(Aim): Copy each line below exactly and leave the pictures out.

(Dataset excerpts):
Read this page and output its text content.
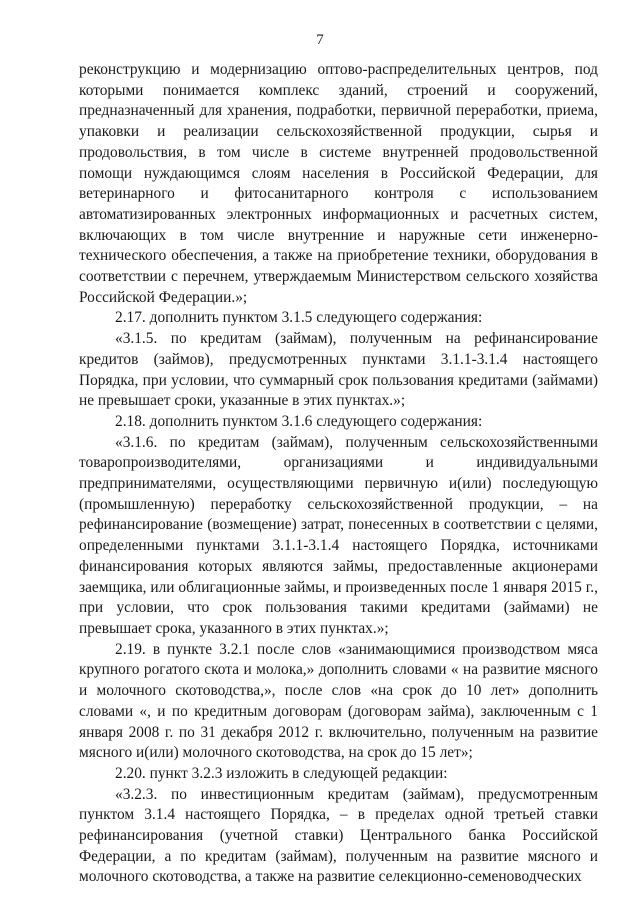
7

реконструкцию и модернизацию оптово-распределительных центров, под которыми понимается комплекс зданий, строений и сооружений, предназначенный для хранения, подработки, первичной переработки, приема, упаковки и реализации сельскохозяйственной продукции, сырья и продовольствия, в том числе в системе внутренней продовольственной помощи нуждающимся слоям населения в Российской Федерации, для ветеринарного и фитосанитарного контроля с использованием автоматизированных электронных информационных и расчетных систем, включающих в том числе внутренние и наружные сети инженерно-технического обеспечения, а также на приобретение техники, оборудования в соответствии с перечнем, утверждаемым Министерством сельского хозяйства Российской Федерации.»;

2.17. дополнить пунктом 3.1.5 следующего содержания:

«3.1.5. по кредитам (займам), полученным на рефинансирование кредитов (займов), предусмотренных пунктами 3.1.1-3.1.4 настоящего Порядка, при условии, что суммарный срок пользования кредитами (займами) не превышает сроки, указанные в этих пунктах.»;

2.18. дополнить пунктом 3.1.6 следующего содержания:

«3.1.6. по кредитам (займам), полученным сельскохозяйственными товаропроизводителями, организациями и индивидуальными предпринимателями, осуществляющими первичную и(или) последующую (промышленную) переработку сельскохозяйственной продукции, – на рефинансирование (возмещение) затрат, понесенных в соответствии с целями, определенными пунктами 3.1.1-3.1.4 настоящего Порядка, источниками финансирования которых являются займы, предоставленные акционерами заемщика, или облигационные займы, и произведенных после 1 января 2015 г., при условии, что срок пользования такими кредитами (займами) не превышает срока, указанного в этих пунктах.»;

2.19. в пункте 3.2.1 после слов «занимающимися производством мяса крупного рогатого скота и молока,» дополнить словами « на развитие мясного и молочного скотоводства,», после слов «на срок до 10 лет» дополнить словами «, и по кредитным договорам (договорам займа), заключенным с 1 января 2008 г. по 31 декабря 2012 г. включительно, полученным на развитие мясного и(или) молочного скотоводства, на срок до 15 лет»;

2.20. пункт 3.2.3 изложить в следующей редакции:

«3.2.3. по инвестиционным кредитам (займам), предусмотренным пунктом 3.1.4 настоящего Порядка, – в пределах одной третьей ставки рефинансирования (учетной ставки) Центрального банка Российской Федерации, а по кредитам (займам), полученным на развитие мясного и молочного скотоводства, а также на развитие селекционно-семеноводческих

(Expected output):
Read this page and output its text content.
7

реконструкцию и модернизацию оптово-распределительных центров, под которыми понимается комплекс зданий, строений и сооружений, предназначенный для хранения, подработки, первичной переработки, приема, упаковки и реализации сельскохозяйственной продукции, сырья и продовольствия, в том числе в системе внутренней продовольственной помощи нуждающимся слоям населения в Российской Федерации, для ветеринарного и фитосанитарного контроля с использованием автоматизированных электронных информационных и расчетных систем, включающих в том числе внутренние и наружные сети инженерно-технического обеспечения, а также на приобретение техники, оборудования в соответствии с перечнем, утверждаемым Министерством сельского хозяйства Российской Федерации.»;

2.17. дополнить пунктом 3.1.5 следующего содержания:

«3.1.5. по кредитам (займам), полученным на рефинансирование кредитов (займов), предусмотренных пунктами 3.1.1-3.1.4 настоящего Порядка, при условии, что суммарный срок пользования кредитами (займами) не превышает сроки, указанные в этих пунктах.»;

2.18. дополнить пунктом 3.1.6 следующего содержания:

«3.1.6. по кредитам (займам), полученным сельскохозяйственными товаропроизводителями, организациями и индивидуальными предпринимателями, осуществляющими первичную и(или) последующую (промышленную) переработку сельскохозяйственной продукции, – на рефинансирование (возмещение) затрат, понесенных в соответствии с целями, определенными пунктами 3.1.1-3.1.4 настоящего Порядка, источниками финансирования которых являются займы, предоставленные акционерами заемщика, или облигационные займы, и произведенных после 1 января 2015 г., при условии, что срок пользования такими кредитами (займами) не превышает срока, указанного в этих пунктах.»;

2.19. в пункте 3.2.1 после слов «занимающимися производством мяса крупного рогатого скота и молока,» дополнить словами « на развитие мясного и молочного скотоводства,», после слов «на срок до 10 лет» дополнить словами «, и по кредитным договорам (договорам займа), заключенным с 1 января 2008 г. по 31 декабря 2012 г. включительно, полученным на развитие мясного и(или) молочного скотоводства, на срок до 15 лет»;

2.20. пункт 3.2.3 изложить в следующей редакции:

«3.2.3. по инвестиционным кредитам (займам), предусмотренным пунктом 3.1.4 настоящего Порядка, – в пределах одной третьей ставки рефинансирования (учетной ставки) Центрального банка Российской Федерации, а по кредитам (займам), полученным на развитие мясного и молочного скотоводства, а также на развитие селекционно-семеноводческих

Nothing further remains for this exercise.